Goal: Filter the data for lines with the word "screenshot", then copy every line so identified.

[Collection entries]

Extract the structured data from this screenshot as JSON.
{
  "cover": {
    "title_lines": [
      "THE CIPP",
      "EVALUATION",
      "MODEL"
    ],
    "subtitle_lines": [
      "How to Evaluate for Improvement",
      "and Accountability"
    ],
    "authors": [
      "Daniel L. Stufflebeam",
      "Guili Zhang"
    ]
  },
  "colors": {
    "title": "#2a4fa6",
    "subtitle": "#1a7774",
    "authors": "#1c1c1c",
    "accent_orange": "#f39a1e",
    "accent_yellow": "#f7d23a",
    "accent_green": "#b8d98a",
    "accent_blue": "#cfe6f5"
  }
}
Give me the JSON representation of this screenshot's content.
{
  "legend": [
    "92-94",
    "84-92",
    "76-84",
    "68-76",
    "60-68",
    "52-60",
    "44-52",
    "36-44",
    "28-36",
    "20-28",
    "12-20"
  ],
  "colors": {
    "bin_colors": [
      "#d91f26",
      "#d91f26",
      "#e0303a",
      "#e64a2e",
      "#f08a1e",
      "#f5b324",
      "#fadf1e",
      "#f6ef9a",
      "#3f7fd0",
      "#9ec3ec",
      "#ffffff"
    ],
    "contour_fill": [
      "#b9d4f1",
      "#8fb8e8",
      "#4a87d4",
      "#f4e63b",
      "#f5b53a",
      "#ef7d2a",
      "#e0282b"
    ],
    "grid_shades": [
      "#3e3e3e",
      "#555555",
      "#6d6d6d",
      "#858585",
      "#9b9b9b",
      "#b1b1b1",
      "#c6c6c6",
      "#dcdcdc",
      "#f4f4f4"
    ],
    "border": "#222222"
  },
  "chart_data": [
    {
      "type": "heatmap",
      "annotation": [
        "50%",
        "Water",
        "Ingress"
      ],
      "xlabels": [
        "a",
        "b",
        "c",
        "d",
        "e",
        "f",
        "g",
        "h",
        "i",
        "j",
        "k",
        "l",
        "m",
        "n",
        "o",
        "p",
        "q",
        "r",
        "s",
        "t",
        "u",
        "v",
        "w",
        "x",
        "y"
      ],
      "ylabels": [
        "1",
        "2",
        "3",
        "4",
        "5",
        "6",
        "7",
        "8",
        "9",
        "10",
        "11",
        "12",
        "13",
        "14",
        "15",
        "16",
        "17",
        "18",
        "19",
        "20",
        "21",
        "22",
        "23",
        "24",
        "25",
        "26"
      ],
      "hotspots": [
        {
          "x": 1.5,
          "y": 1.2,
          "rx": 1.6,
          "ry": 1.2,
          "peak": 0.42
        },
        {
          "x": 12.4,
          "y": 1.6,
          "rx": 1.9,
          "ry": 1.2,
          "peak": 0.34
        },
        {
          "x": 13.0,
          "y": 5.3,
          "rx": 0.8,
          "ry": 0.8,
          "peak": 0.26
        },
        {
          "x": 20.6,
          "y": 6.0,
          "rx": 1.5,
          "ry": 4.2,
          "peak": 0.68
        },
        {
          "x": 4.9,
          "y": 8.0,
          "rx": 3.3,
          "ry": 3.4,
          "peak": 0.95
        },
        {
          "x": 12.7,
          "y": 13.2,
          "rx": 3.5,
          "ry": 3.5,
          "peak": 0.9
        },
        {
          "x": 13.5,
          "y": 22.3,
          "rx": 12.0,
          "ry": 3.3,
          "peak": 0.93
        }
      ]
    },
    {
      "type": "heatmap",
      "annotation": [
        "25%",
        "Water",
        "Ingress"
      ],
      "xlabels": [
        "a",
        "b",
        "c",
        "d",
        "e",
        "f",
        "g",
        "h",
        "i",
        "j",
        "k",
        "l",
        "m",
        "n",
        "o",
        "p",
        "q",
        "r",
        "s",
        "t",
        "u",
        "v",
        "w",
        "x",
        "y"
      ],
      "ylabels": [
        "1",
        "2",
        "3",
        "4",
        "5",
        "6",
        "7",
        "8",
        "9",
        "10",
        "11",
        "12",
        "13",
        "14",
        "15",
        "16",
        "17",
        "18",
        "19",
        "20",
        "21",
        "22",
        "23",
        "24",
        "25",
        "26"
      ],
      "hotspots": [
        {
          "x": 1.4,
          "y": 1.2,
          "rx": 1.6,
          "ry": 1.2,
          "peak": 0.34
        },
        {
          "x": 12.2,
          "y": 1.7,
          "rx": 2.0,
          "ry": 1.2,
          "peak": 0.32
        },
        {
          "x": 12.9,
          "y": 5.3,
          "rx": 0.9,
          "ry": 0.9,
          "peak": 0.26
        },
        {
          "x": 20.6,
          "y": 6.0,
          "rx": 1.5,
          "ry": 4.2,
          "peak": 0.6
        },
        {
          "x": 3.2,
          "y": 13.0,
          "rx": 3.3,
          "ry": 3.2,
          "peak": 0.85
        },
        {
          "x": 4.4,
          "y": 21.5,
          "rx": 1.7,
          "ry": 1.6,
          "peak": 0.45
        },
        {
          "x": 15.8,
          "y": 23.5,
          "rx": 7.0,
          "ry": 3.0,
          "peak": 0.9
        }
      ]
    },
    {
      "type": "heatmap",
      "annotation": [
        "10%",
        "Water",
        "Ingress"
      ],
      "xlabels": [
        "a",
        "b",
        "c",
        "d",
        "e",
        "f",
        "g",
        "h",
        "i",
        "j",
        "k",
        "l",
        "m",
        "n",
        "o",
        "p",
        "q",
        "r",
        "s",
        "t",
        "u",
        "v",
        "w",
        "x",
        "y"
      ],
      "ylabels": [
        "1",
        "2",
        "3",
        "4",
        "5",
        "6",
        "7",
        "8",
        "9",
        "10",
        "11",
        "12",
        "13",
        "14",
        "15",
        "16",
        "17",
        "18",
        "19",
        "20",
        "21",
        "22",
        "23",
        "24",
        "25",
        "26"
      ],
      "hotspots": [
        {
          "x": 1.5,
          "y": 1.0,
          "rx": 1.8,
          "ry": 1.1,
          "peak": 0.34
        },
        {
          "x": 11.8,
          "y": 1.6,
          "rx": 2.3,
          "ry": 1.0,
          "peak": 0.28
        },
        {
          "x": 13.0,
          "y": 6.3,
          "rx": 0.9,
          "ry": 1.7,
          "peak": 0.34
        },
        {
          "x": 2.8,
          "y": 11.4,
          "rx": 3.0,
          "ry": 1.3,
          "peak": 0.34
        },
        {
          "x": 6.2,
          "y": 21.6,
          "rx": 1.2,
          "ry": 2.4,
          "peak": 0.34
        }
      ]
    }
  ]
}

Task output:
Extract the structured data from this screenshot as JSON.
Give me the JSON representation of this screenshot's content.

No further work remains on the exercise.